Extracted data entries
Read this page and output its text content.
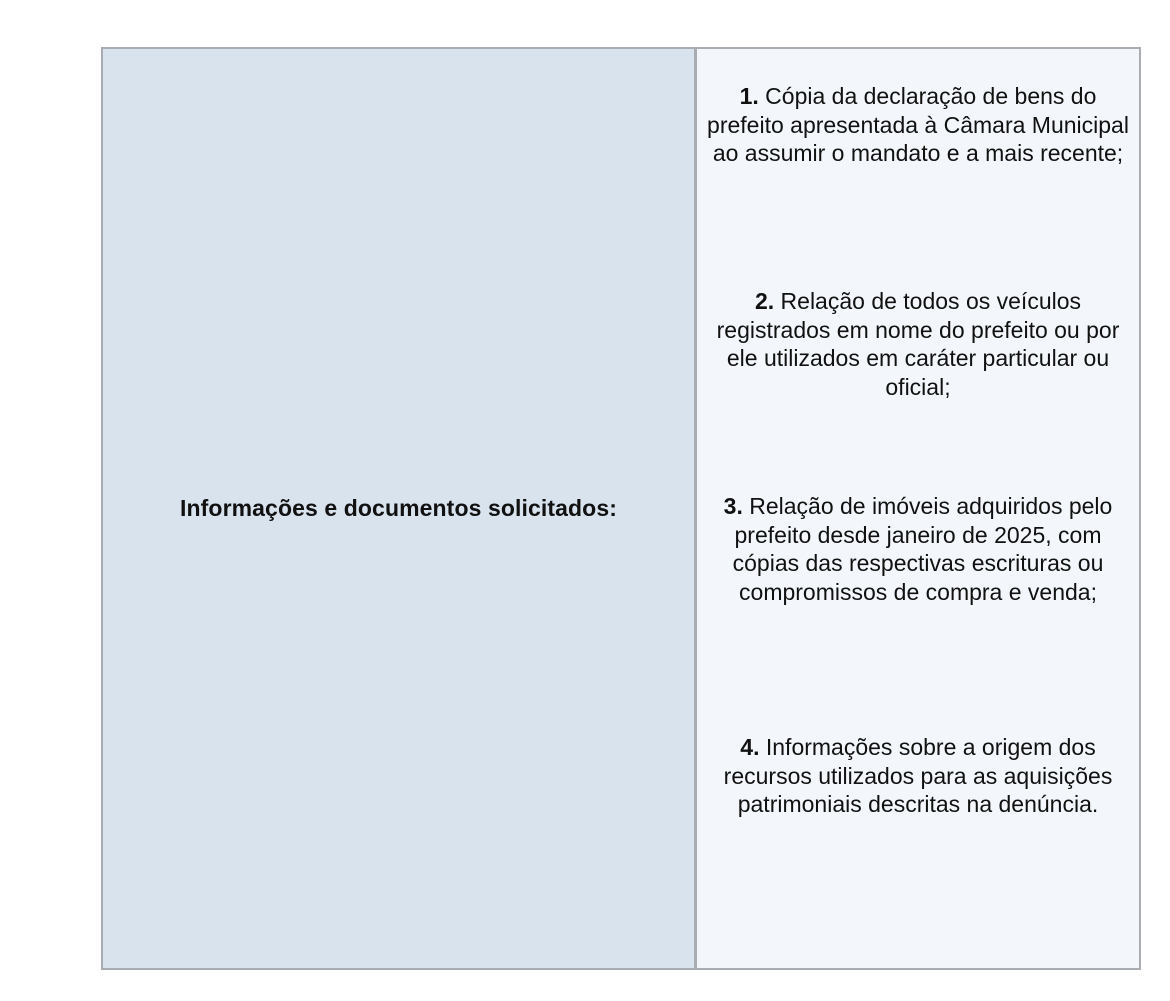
Informações e documentos solicitados:
1. Cópia da declaração de bens do prefeito apresentada à Câmara Municipal ao assumir o mandato e a mais recente;
2. Relação de todos os veículos registrados em nome do prefeito ou por ele utilizados em caráter particular ou oficial;
3. Relação de imóveis adquiridos pelo prefeito desde janeiro de 2025, com cópias das respectivas escrituras ou compromissos de compra e venda;
4. Informações sobre a origem dos recursos utilizados para as aquisições patrimoniais descritas na denúncia.
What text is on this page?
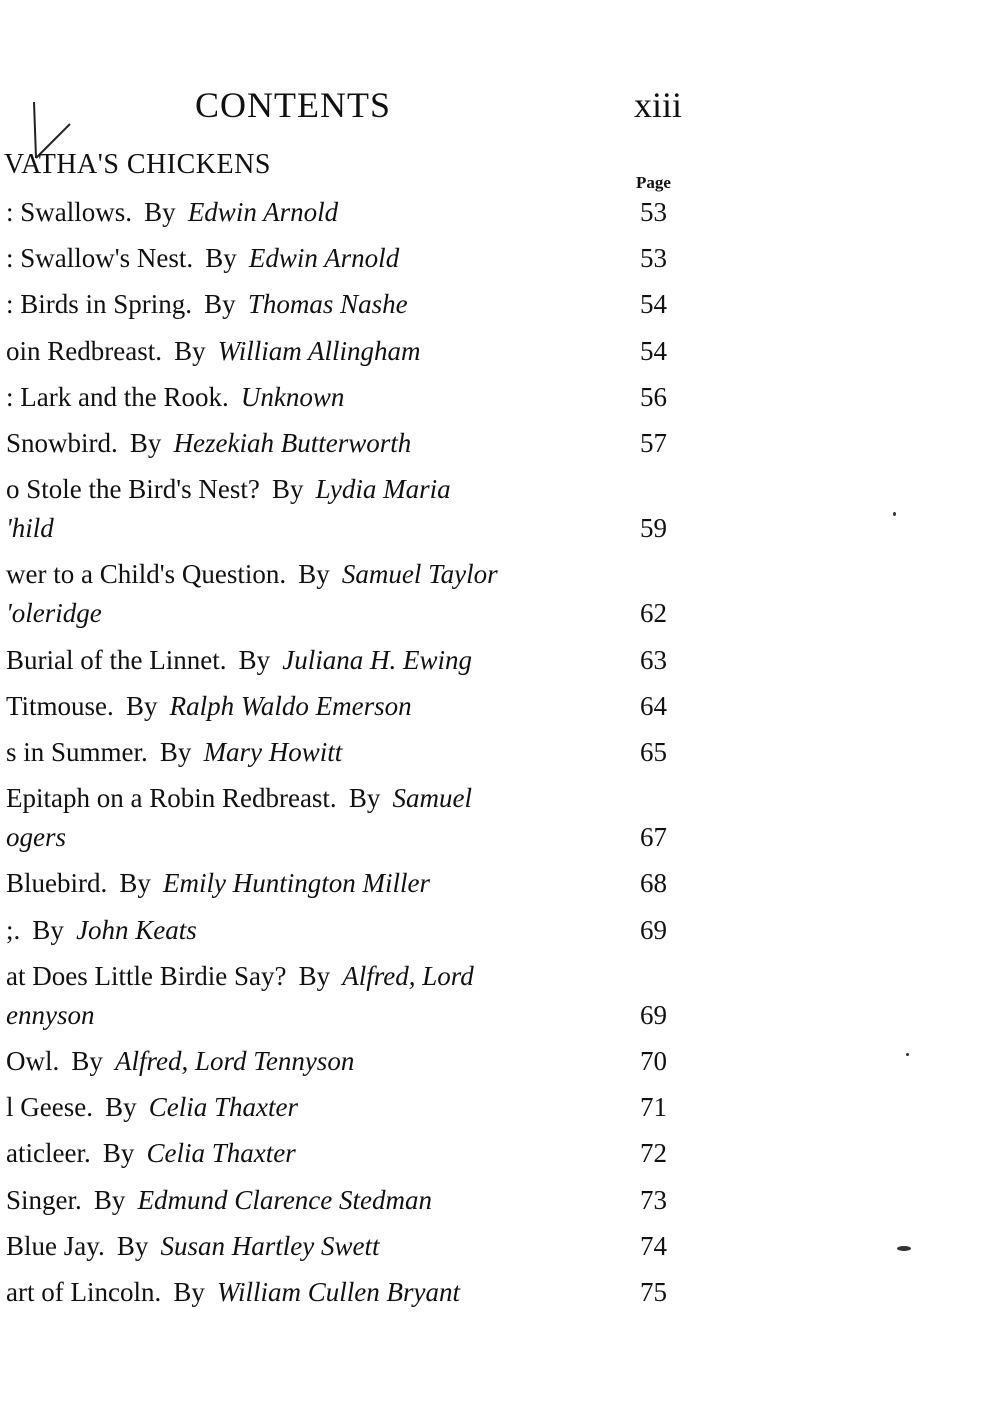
CONTENTS	xiii
VATHA'S CHICKENS
Page
: Swallows. By Edwin Arnold	53
: Swallow's Nest. By Edwin Arnold	53
: Birds in Spring. By Thomas Nashe	54
oin Redbreast. By William Allingham	54
: Lark and the Rook. Unknown	56
Snowbird. By Hezekiah Butterworth	57
o Stole the Bird's Nest? By Lydia Maria
'hild	59
wer to a Child's Question. By Samuel Taylor
'oleridge	62
Burial of the Linnet. By Juliana H. Ewing	63
Titmouse. By Ralph Waldo Emerson	64
s in Summer. By Mary Howitt	65
Epitaph on a Robin Redbreast. By Samuel
ogers	67
Bluebird. By Emily Huntington Miller	68
;. By John Keats	69
at Does Little Birdie Say? By Alfred, Lord
ennyson	69
Owl. By Alfred, Lord Tennyson	70
l Geese. By Celia Thaxter	71
aticleer. By Celia Thaxter	72
Singer. By Edmund Clarence Stedman	73
Blue Jay. By Susan Hartley Swett	74
art of Lincoln. By William Cullen Bryant	75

▶ [GOAL OF THE EXERCISE] Gather each line in the entries above where the string "utilizados" is found.

▶ [FINISHED EXERCISE]
2. Relação de todos os veículos registrados em nome do prefeito ou por ele utilizados em caráter particular ou oficial;
4. Informações sobre a origem dos recursos utilizados para as aquisições patrimoniais descritas na denúncia.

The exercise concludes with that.